─── Input material

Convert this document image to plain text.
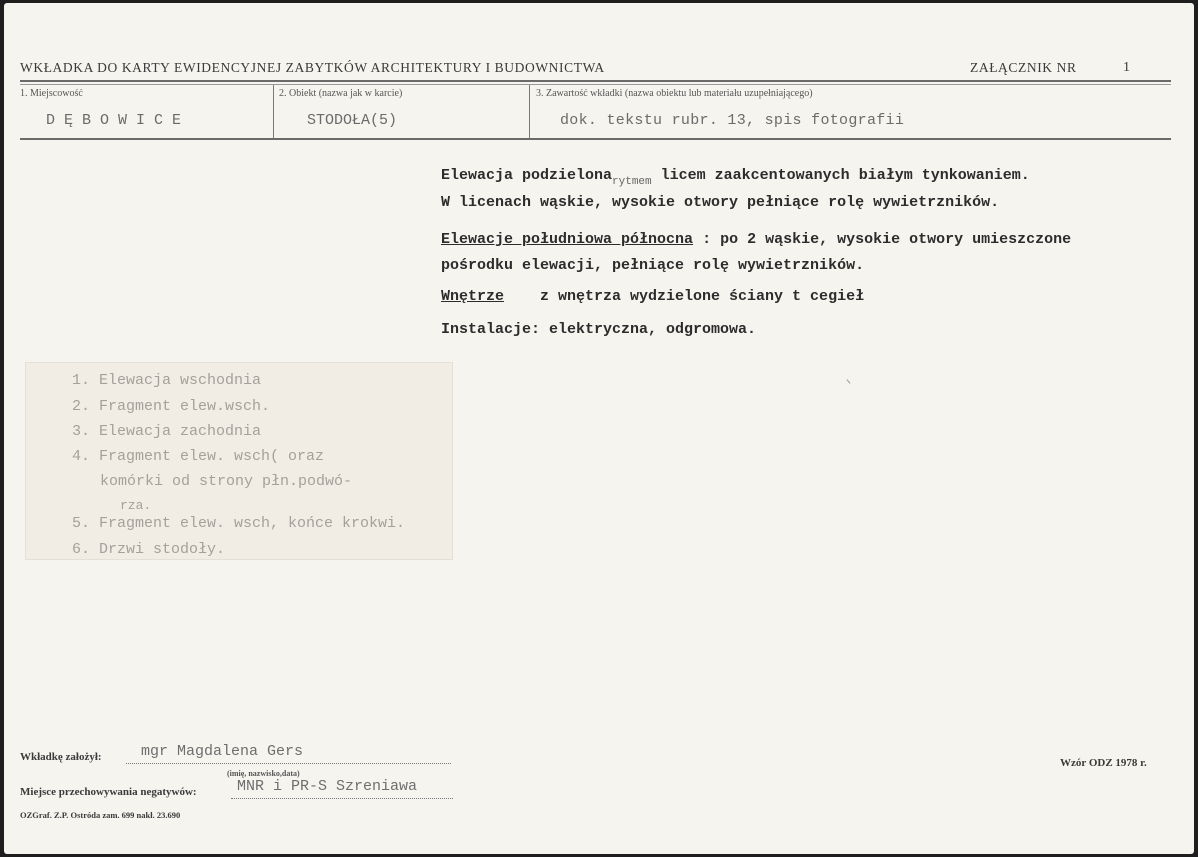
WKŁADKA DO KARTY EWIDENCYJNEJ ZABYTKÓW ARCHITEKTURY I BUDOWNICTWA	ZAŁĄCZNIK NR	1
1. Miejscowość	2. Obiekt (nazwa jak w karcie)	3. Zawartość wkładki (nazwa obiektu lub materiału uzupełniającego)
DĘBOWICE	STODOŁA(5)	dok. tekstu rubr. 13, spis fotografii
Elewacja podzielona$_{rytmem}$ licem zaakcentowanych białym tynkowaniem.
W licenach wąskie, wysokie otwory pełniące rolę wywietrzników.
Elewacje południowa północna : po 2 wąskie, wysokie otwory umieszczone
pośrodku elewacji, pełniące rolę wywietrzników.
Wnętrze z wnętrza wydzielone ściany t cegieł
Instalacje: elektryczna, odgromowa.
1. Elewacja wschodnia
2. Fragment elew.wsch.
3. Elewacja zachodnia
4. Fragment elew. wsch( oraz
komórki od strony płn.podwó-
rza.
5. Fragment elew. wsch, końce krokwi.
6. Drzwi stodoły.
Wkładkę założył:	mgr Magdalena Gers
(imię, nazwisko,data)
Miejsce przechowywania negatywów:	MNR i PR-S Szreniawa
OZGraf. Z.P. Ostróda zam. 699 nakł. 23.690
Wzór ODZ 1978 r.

──────

Task goal
All lines of the data above that include the word "Fragment" must be shown.

Output of the task
2. Fragment elew.wsch.
4. Fragment elew. wsch( oraz
5. Fragment elew. wsch, końce krokwi.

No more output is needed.